• [Problem statement]: Search the data below for the string "Rental". Extract every line that contains it.

• [The records]:
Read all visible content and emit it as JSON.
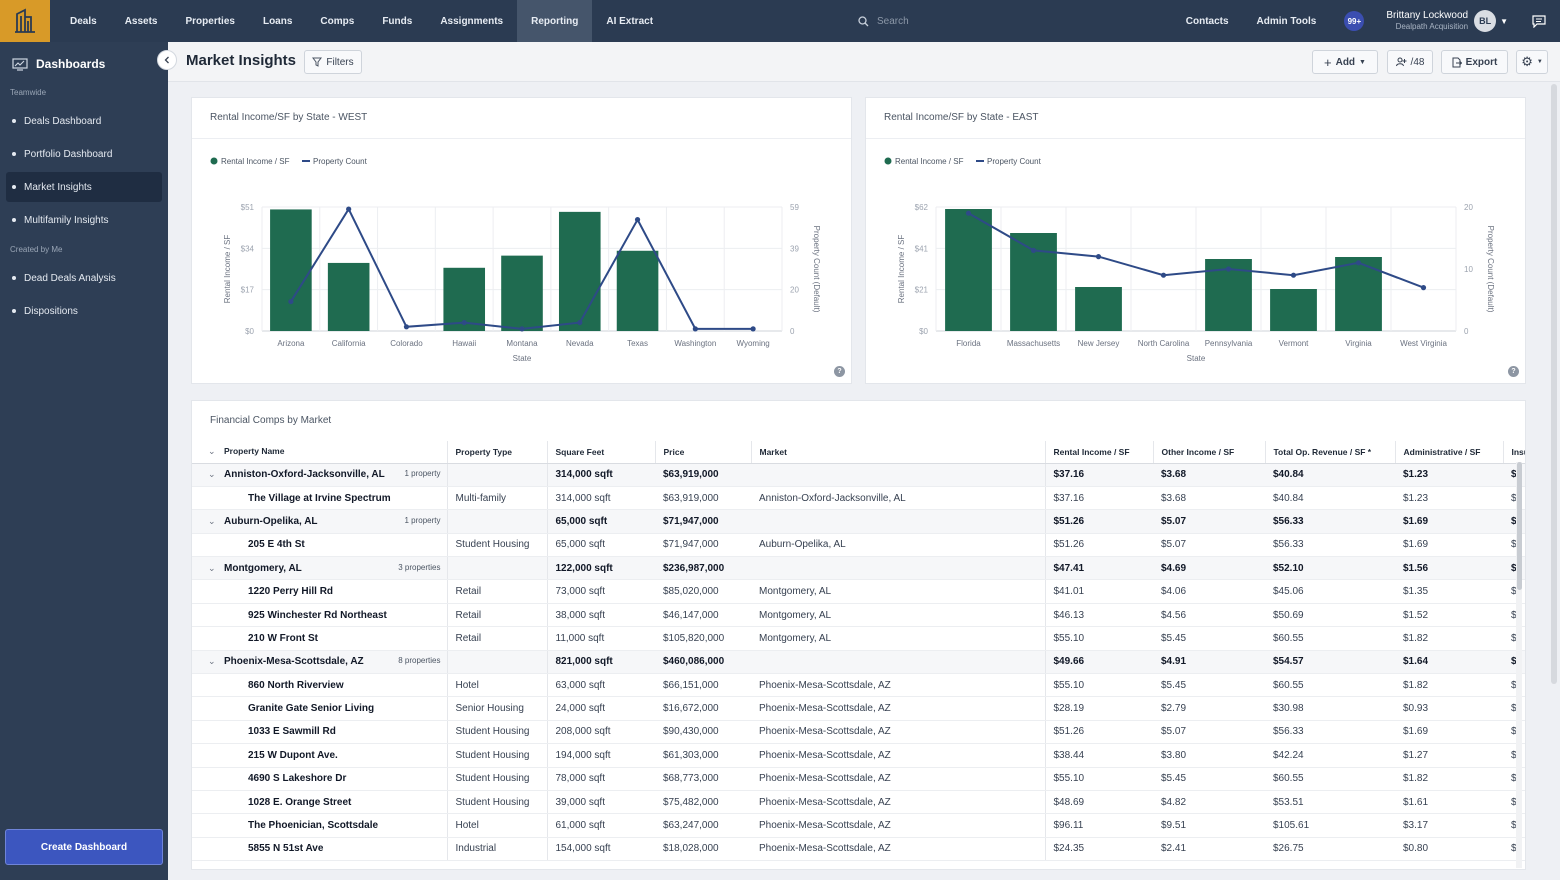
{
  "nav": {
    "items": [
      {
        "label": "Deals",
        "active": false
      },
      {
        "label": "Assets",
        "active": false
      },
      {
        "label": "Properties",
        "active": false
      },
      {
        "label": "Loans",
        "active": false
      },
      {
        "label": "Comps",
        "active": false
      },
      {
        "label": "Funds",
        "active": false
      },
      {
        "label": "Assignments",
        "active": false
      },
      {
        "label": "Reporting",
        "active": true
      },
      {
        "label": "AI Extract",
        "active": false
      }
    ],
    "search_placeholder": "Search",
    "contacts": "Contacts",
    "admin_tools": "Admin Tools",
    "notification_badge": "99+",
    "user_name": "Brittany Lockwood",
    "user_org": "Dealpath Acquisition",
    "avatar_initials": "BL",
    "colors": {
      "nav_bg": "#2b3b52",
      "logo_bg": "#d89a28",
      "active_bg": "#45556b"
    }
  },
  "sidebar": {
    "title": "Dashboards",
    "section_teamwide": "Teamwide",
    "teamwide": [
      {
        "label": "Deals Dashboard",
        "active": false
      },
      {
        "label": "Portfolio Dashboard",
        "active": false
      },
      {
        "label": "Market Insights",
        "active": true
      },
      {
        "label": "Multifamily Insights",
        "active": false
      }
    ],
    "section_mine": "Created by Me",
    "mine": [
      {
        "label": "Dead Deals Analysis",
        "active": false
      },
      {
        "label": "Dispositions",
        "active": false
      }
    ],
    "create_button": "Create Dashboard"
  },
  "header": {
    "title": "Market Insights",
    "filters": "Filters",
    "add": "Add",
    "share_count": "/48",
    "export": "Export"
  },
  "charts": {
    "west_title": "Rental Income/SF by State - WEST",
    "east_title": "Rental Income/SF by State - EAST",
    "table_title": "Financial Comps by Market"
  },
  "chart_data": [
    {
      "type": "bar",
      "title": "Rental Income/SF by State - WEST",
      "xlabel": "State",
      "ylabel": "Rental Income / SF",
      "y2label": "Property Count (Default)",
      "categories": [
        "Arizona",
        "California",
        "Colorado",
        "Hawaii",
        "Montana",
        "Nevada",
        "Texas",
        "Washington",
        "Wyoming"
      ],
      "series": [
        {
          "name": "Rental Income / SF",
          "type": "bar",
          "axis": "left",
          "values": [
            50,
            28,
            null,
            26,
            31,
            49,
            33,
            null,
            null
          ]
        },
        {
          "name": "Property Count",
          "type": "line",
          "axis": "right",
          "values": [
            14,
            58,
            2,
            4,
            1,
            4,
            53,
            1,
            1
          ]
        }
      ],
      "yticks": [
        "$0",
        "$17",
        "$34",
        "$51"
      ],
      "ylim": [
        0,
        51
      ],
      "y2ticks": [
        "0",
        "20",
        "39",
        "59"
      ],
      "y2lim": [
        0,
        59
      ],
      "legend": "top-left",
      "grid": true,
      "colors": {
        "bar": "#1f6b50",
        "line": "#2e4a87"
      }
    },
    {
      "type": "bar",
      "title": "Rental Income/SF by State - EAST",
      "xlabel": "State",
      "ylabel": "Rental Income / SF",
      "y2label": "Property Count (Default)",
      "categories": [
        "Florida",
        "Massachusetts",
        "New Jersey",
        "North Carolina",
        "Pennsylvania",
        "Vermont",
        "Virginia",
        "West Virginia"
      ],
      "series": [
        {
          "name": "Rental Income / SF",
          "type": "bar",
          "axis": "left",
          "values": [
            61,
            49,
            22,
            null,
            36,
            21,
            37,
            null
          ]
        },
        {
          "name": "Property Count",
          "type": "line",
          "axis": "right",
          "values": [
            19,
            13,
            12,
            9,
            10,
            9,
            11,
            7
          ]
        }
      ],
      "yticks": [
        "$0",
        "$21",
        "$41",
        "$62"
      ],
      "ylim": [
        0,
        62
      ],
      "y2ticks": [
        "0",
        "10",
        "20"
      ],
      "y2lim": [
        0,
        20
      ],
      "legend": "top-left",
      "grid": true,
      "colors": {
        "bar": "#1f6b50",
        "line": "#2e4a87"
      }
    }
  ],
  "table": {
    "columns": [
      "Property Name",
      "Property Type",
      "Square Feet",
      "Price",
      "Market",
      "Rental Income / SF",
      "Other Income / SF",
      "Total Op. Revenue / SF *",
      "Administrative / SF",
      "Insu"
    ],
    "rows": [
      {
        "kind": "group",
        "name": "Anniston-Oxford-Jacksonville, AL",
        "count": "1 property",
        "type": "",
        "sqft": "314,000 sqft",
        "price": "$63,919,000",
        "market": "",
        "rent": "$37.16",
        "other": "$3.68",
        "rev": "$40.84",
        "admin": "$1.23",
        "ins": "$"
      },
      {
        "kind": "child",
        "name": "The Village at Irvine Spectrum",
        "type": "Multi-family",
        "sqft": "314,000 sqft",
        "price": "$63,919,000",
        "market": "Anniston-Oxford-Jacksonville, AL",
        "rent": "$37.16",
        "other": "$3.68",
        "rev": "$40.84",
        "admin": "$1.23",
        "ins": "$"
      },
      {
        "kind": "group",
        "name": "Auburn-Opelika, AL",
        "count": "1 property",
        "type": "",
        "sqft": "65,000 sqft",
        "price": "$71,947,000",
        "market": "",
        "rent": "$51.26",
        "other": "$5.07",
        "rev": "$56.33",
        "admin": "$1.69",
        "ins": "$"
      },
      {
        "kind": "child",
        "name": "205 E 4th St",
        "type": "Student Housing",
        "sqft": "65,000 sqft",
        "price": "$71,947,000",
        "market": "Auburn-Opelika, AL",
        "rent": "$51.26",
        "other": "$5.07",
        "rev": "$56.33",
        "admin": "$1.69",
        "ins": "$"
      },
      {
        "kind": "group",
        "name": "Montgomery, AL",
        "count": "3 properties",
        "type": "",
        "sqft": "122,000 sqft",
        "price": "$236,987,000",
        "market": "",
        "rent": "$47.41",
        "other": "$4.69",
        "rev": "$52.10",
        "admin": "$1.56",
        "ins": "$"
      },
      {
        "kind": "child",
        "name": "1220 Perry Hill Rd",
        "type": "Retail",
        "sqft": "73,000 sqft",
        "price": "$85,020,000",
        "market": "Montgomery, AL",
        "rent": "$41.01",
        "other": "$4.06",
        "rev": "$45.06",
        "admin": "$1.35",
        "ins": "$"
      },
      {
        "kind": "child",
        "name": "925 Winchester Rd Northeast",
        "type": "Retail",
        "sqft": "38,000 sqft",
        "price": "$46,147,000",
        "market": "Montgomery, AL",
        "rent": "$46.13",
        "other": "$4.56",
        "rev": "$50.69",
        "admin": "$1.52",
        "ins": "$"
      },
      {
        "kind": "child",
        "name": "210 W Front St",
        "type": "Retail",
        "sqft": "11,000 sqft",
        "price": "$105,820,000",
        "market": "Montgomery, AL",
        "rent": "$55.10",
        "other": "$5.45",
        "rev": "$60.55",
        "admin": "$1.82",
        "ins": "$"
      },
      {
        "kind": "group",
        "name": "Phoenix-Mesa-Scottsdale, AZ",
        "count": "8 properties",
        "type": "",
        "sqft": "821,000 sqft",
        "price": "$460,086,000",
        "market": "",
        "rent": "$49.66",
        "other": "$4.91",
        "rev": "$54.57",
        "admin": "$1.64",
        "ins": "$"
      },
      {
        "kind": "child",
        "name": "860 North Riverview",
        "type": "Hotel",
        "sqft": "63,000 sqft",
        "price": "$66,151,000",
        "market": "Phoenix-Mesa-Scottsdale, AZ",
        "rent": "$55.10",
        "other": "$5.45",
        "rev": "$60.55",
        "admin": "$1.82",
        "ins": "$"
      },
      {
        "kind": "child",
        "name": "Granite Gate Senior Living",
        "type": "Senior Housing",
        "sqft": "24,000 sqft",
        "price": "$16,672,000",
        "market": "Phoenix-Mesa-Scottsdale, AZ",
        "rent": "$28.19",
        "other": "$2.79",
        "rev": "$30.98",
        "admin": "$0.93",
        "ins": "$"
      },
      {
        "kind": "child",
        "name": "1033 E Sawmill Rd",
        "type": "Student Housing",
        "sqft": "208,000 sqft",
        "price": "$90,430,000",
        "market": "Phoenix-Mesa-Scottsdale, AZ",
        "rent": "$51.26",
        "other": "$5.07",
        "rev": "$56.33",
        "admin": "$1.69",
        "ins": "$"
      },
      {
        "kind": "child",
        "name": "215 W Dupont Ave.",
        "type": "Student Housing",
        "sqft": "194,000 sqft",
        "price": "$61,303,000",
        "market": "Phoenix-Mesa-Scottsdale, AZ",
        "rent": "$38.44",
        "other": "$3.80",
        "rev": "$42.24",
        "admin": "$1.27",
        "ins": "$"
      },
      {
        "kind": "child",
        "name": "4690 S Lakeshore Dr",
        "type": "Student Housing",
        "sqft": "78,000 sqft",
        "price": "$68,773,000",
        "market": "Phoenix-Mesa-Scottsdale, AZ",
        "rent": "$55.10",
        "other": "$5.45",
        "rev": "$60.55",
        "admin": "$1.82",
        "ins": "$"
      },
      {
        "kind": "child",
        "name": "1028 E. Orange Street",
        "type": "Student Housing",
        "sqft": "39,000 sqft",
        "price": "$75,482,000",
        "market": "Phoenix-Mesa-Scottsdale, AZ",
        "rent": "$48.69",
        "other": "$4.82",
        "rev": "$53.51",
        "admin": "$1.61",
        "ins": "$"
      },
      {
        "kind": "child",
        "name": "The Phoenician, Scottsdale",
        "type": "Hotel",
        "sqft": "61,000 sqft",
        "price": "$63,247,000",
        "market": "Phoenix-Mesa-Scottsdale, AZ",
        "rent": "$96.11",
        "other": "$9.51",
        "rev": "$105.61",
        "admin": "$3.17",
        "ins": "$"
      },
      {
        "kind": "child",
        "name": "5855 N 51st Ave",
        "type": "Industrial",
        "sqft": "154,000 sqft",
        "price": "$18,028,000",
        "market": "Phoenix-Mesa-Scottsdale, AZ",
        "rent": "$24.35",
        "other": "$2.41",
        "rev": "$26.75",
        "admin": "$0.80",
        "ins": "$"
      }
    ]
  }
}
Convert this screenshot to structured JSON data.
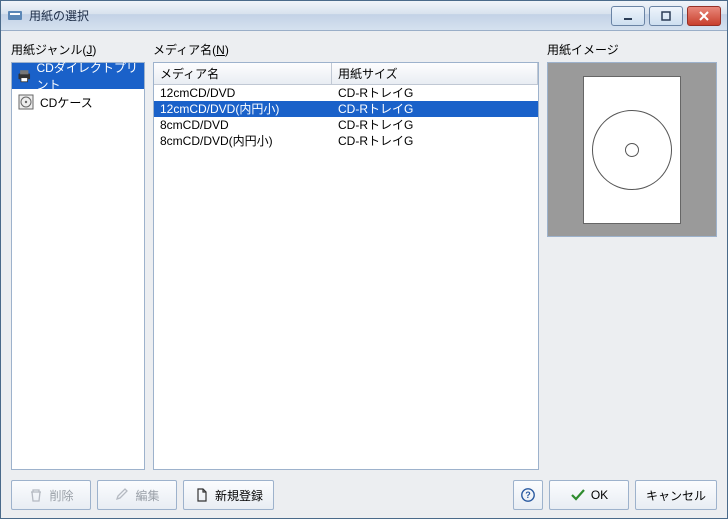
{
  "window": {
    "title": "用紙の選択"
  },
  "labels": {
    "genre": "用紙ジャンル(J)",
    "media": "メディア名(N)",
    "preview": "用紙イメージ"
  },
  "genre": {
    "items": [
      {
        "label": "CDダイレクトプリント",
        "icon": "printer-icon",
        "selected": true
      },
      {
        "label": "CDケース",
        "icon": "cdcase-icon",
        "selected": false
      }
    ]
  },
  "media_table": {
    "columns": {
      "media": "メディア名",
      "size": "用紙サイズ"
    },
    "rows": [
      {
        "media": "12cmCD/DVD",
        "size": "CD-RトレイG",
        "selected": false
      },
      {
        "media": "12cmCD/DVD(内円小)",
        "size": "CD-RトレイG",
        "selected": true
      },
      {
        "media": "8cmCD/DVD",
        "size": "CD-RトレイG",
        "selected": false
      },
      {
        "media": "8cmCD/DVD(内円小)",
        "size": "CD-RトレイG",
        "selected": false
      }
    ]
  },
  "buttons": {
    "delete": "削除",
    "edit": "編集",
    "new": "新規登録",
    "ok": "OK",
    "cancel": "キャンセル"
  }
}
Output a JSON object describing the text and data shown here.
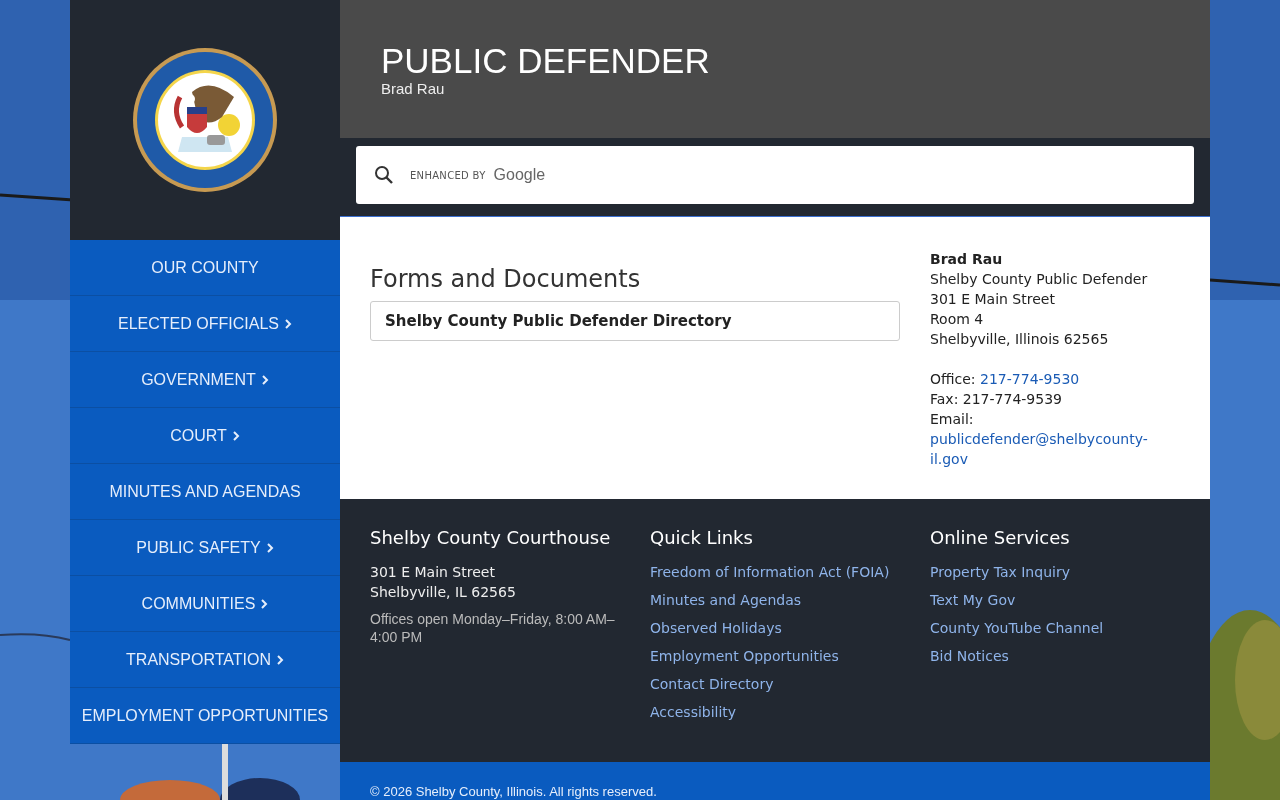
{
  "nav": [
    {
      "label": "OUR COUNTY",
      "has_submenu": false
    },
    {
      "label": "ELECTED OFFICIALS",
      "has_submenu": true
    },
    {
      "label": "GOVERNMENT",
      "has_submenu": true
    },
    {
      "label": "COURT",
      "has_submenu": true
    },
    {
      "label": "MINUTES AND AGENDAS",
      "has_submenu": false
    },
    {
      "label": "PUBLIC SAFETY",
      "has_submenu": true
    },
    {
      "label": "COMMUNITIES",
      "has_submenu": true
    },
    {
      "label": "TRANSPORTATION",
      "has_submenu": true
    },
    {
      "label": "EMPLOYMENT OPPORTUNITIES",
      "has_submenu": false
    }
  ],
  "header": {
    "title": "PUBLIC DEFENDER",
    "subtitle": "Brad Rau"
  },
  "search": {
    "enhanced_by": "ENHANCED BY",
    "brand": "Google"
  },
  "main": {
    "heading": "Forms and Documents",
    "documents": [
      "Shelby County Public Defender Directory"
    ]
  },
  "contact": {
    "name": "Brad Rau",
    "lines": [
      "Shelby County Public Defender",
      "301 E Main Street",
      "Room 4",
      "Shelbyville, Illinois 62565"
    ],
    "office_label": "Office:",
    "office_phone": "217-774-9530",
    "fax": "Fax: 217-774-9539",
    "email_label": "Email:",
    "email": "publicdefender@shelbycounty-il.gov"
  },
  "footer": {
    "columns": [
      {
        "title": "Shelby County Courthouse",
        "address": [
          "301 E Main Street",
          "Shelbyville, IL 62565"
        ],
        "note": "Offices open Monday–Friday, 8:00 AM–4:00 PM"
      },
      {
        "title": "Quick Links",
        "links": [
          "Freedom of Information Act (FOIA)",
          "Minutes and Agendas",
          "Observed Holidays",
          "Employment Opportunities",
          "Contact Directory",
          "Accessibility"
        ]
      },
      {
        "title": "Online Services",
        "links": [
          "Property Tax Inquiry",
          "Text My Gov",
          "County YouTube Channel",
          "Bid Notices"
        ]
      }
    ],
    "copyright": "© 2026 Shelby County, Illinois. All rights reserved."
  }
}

• [Answer for the task]:
    "west_title": "Rental Income/SF by State - WEST",
    "east_title": "Rental Income/SF by State - EAST",
      "title": "Rental Income/SF by State - WEST",
      "ylabel": "Rental Income / SF",
          "name": "Rental Income / SF",
      "title": "Rental Income/SF by State - EAST",
      "ylabel": "Rental Income / SF",
          "name": "Rental Income / SF",
      "Rental Income / SF",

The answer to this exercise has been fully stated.